>>>>>

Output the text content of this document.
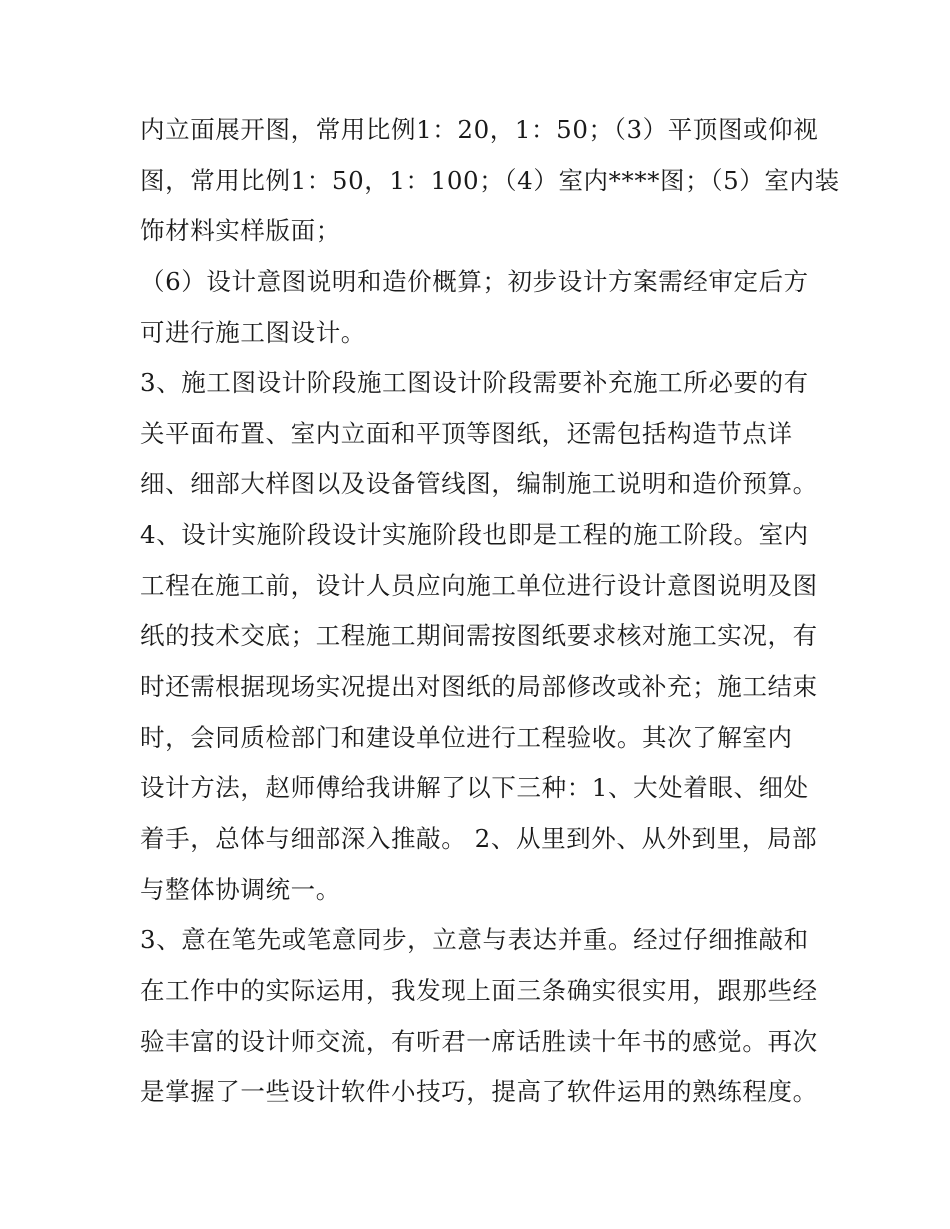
内立面展开图，常用比例1：20，1：50；（3）平顶图或仰视
图，常用比例1：50，1：100；（4）室内****图；（5）室内装
饰材料实样版面；
（6）设计意图说明和造价概算；初步设计方案需经审定后方
可进行施工图设计。
3、施工图设计阶段施工图设计阶段需要补充施工所必要的有
关平面布置、室内立面和平顶等图纸，还需包括构造节点详
细、细部大样图以及设备管线图，编制施工说明和造价预算。
4、设计实施阶段设计实施阶段也即是工程的施工阶段。室内
工程在施工前，设计人员应向施工单位进行设计意图说明及图
纸的技术交底；工程施工期间需按图纸要求核对施工实况，有
时还需根据现场实况提出对图纸的局部修改或补充；施工结束
时，会同质检部门和建设单位进行工程验收。其次了解室内
设计方法，赵师傅给我讲解了以下三种：1、大处着眼、细处
着手，总体与细部深入推敲。 2、从里到外、从外到里，局部
与整体协调统一。
3、意在笔先或笔意同步，立意与表达并重。经过仔细推敲和
在工作中的实际运用，我发现上面三条确实很实用，跟那些经
验丰富的设计师交流，有听君一席话胜读十年书的感觉。再次
是掌握了一些设计软件小技巧，提高了软件运用的熟练程度。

<<<<<

Challenge » Print each line of the material above exactly, with the pictures removed from your copy.

Response for this exercise »
Output the text content of this document.
内立面展开图，常用比例1：20，1：50；（3）平顶图或仰视
图，常用比例1：50，1：100；（4）室内****图；（5）室内装
饰材料实样版面；
（6）设计意图说明和造价概算；初步设计方案需经审定后方
可进行施工图设计。
3、施工图设计阶段施工图设计阶段需要补充施工所必要的有
关平面布置、室内立面和平顶等图纸，还需包括构造节点详
细、细部大样图以及设备管线图，编制施工说明和造价预算。
4、设计实施阶段设计实施阶段也即是工程的施工阶段。室内
工程在施工前，设计人员应向施工单位进行设计意图说明及图
纸的技术交底；工程施工期间需按图纸要求核对施工实况，有
时还需根据现场实况提出对图纸的局部修改或补充；施工结束
时，会同质检部门和建设单位进行工程验收。其次了解室内
设计方法，赵师傅给我讲解了以下三种：1、大处着眼、细处
着手，总体与细部深入推敲。 2、从里到外、从外到里，局部
与整体协调统一。
3、意在笔先或笔意同步，立意与表达并重。经过仔细推敲和
在工作中的实际运用，我发现上面三条确实很实用，跟那些经
验丰富的设计师交流，有听君一席话胜读十年书的感觉。再次
是掌握了一些设计软件小技巧，提高了软件运用的熟练程度。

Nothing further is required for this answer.